>> BEGIN Exercise input

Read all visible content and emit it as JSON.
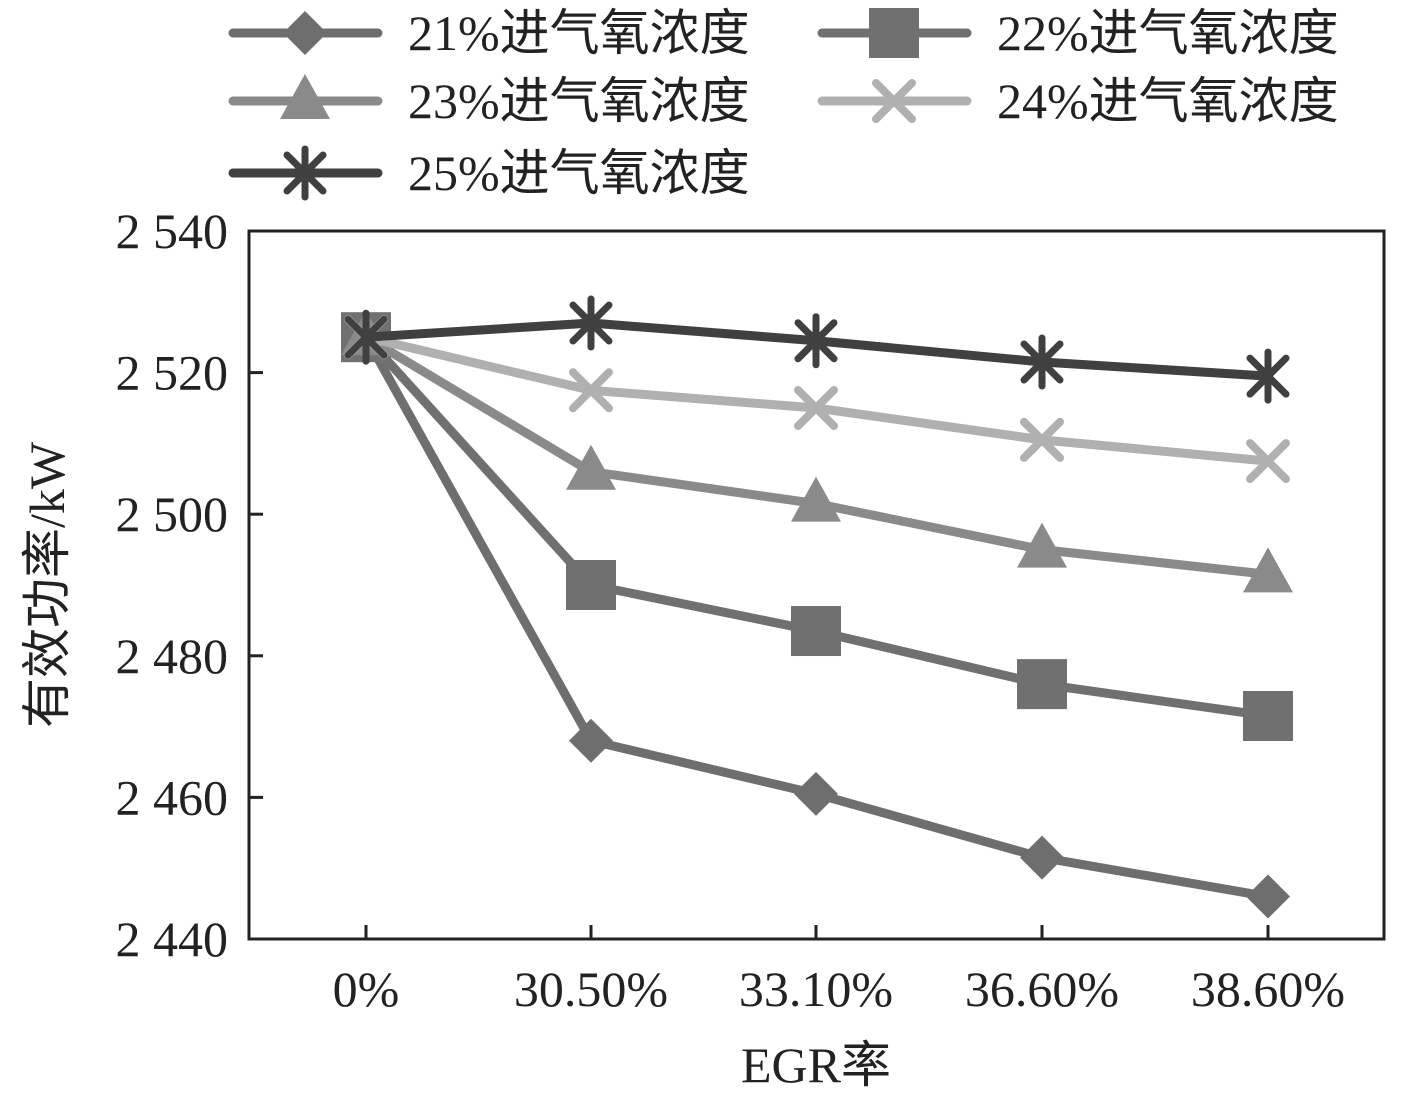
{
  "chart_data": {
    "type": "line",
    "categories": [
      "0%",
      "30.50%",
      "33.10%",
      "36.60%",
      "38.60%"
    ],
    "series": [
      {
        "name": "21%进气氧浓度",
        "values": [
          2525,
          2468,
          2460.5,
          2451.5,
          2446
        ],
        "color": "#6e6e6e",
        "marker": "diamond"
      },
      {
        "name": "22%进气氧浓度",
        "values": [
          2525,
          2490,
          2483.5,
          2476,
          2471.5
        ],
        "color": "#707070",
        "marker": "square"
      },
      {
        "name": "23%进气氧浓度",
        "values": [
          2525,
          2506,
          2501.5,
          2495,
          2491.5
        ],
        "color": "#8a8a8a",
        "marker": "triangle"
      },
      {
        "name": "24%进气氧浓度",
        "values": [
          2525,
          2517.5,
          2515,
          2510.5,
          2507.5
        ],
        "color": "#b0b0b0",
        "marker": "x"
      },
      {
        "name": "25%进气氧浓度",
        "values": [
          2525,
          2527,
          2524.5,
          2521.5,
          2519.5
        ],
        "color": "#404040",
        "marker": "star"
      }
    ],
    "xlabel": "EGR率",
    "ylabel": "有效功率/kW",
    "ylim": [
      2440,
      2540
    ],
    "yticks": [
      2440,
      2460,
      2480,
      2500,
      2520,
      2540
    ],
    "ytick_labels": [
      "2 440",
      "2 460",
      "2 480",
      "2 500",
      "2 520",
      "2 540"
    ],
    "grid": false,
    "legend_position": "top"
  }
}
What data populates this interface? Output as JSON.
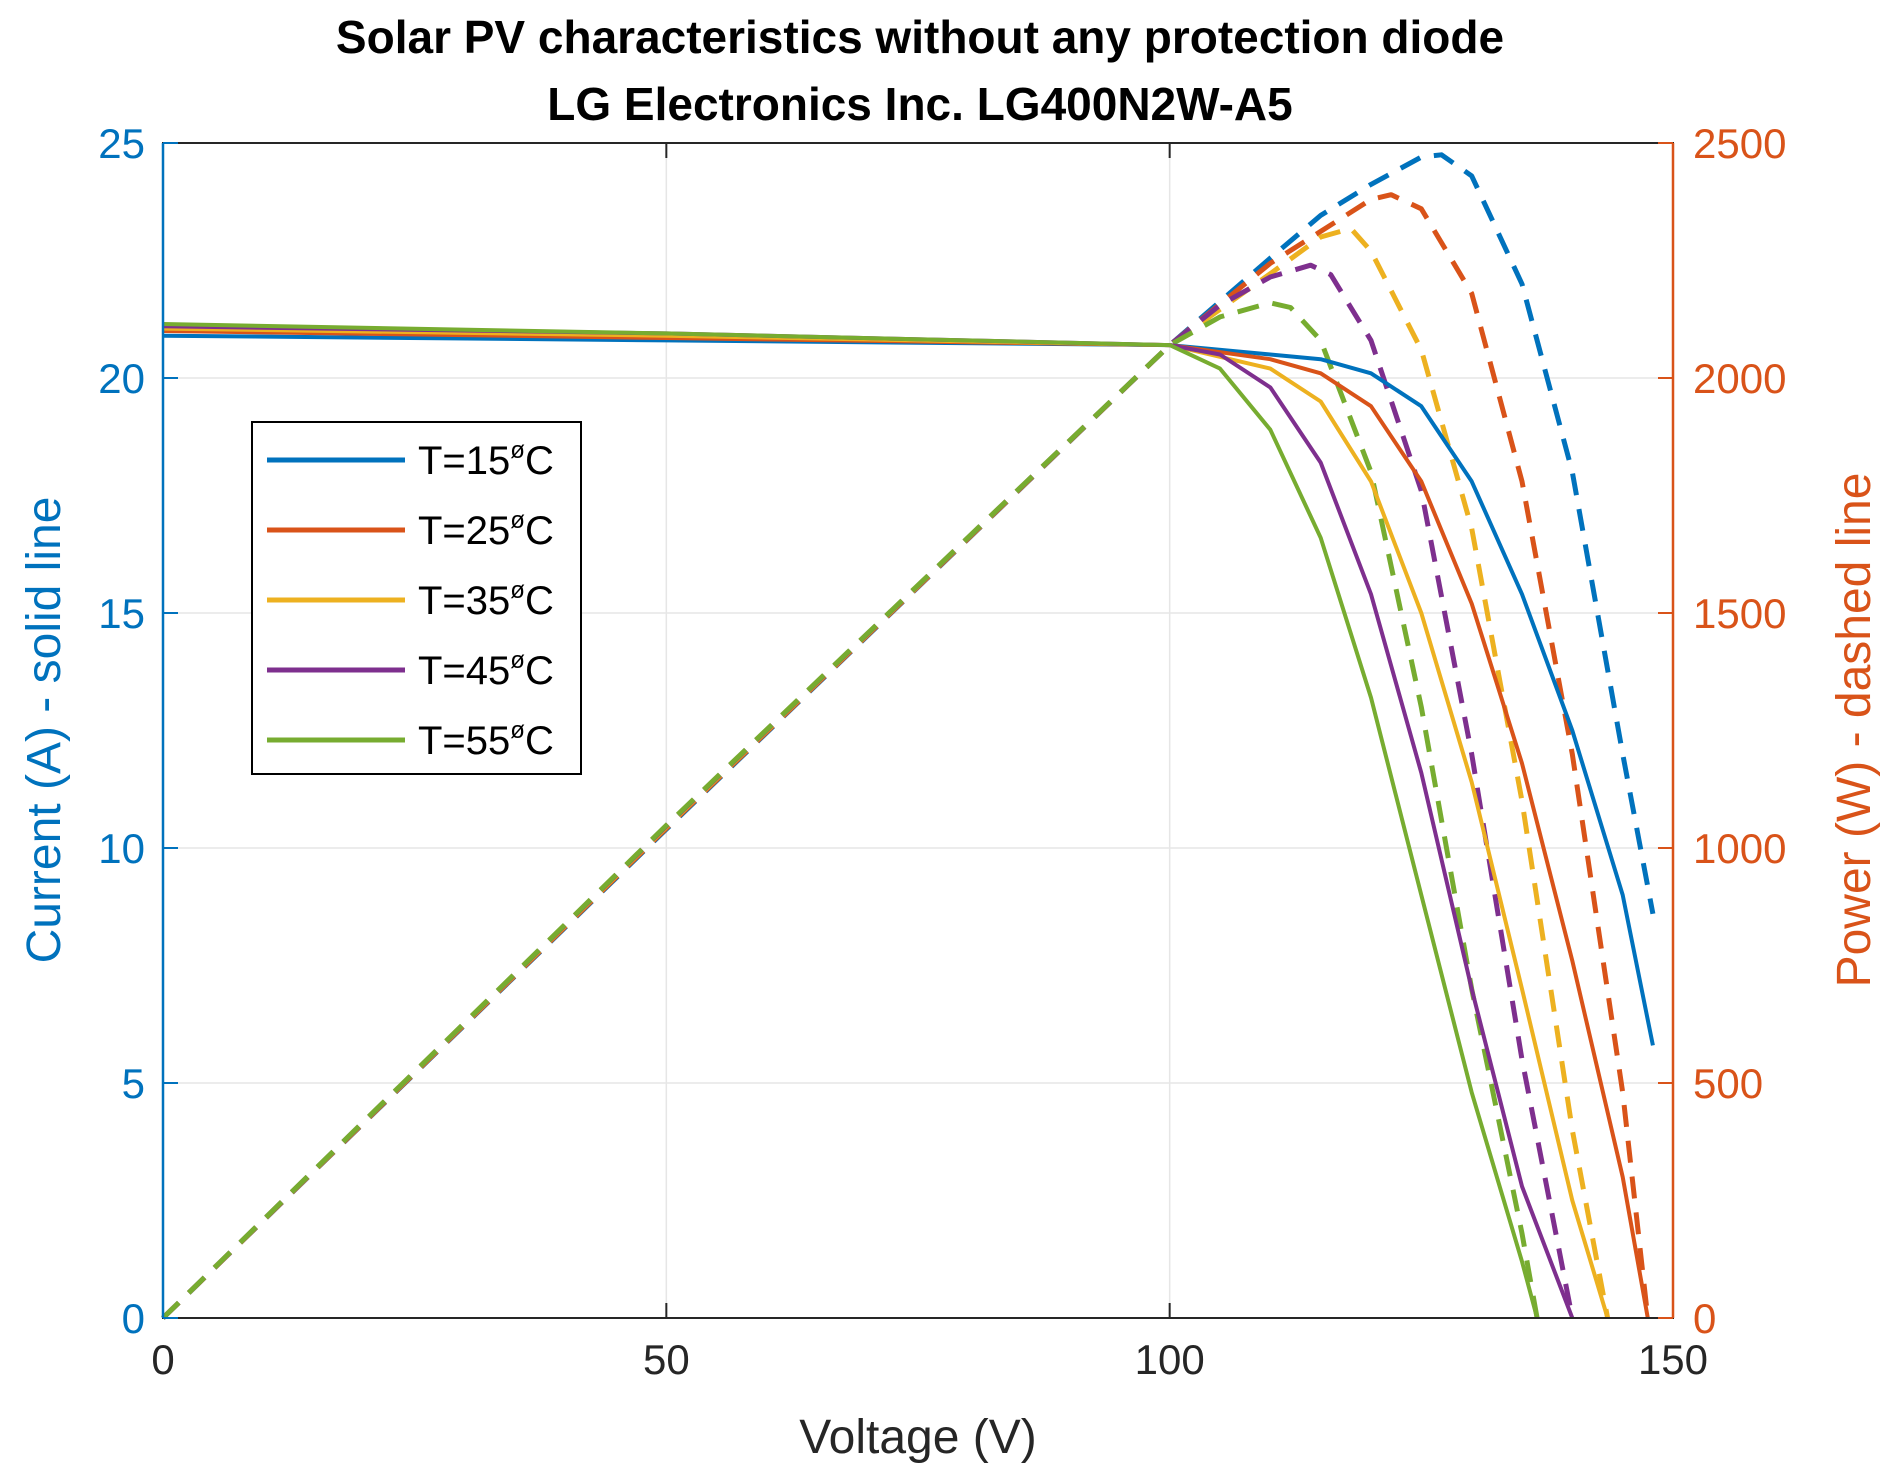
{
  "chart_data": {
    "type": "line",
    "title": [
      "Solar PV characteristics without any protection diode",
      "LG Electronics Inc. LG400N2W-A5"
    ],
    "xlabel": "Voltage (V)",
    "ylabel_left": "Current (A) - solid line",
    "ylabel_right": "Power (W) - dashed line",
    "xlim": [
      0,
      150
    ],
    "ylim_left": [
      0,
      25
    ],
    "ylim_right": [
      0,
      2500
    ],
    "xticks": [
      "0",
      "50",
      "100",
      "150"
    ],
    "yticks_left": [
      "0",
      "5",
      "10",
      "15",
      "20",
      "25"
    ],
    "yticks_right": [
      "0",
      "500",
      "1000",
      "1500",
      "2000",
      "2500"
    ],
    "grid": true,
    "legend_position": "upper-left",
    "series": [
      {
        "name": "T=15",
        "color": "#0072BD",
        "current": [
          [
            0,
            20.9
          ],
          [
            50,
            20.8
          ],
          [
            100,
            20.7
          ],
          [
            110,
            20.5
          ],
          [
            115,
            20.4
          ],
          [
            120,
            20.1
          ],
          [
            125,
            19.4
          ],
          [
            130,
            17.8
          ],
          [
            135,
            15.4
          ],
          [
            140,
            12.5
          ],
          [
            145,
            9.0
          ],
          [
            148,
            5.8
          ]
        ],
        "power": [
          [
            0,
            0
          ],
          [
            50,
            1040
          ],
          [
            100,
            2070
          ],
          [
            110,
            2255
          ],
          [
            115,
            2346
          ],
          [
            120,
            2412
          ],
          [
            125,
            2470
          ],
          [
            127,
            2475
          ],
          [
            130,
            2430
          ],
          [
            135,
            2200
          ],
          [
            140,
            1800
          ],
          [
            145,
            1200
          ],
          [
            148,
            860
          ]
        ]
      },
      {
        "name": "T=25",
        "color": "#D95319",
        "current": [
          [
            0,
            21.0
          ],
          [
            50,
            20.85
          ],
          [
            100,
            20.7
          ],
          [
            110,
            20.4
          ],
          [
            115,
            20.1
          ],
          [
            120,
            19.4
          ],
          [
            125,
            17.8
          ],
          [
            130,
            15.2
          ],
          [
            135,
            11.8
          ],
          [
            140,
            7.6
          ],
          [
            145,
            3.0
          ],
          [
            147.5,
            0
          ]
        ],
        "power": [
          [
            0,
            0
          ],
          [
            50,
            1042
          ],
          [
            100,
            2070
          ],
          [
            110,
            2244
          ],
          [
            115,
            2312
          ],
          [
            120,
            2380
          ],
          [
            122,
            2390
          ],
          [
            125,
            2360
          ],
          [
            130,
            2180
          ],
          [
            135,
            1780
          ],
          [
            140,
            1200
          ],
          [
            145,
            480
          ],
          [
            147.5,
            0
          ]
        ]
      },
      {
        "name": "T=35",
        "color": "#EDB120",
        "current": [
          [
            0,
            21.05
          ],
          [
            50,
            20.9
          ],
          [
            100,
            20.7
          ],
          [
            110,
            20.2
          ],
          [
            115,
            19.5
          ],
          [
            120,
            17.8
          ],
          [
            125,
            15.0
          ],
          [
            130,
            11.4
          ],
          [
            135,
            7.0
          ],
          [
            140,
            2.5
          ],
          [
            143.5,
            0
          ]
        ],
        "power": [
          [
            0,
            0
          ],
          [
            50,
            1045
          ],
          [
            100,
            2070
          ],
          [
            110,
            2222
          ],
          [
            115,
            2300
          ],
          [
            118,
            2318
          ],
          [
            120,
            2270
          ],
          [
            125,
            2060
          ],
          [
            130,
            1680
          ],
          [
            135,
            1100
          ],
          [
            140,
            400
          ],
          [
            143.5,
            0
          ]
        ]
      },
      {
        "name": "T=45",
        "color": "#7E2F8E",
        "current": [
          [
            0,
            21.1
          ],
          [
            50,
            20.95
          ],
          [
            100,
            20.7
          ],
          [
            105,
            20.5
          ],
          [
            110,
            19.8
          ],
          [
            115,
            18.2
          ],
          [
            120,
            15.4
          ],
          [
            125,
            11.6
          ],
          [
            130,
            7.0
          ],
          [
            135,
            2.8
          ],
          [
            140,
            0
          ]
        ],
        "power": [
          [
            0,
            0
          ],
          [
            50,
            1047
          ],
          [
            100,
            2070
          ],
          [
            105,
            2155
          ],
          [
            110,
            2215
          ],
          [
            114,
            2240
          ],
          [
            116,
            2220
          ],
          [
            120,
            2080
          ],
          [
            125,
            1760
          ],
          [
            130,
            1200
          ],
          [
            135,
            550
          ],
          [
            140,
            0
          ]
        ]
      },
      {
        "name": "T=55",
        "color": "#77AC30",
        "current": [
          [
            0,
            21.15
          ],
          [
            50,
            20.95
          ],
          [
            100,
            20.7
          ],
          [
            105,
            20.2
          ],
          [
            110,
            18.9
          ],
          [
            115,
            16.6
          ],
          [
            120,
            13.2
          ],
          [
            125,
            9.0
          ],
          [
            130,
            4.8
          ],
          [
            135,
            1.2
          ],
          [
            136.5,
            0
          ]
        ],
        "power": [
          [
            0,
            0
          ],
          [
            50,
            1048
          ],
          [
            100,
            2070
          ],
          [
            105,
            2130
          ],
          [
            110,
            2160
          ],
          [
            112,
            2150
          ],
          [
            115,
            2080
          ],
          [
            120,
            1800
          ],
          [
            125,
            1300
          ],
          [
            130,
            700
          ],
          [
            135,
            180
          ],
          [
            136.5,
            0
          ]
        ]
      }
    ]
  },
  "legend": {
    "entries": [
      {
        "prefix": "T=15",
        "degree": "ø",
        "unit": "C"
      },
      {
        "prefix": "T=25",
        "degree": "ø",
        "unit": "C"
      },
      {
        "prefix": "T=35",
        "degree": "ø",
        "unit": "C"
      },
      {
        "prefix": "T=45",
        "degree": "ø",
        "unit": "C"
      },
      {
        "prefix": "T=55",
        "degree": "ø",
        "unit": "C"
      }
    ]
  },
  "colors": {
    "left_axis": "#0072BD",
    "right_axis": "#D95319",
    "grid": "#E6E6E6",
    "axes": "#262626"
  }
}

>> END Exercise input
>> BEGIN Exercise input

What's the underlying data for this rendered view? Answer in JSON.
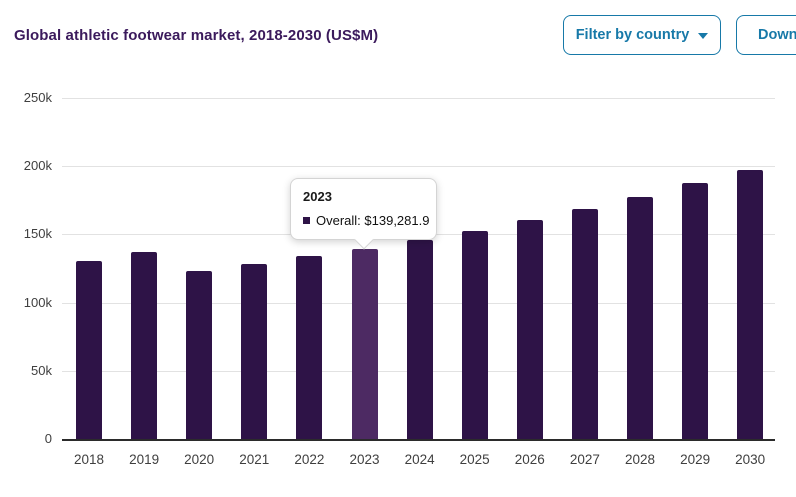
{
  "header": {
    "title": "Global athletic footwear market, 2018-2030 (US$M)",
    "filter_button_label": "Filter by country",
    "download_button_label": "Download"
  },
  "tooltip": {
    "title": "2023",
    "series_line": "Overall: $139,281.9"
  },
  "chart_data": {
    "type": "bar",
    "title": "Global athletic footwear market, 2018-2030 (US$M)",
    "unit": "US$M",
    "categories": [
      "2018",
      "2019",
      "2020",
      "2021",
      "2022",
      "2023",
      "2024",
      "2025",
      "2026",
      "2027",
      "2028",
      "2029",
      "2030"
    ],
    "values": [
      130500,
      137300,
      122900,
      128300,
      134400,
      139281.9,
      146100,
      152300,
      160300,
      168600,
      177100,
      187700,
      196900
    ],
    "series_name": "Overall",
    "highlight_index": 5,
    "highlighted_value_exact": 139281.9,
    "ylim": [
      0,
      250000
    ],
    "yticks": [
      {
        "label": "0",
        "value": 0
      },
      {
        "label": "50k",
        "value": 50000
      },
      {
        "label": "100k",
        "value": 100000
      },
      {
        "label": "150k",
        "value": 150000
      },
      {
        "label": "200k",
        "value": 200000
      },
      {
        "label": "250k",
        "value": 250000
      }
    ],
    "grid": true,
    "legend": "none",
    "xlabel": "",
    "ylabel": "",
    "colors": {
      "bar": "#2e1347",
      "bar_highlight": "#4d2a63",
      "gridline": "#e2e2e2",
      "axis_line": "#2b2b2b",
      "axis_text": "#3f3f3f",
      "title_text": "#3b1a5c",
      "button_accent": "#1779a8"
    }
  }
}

>> END Exercise input

◆ **Objective**
Gather up the lines that contain the word "进气氧浓度".

◆ **Written reply**
        "name": "21%进气氧浓度",
        "name": "22%进气氧浓度",
        "name": "23%进气氧浓度",
        "name": "24%进气氧浓度",
        "name": "25%进气氧浓度",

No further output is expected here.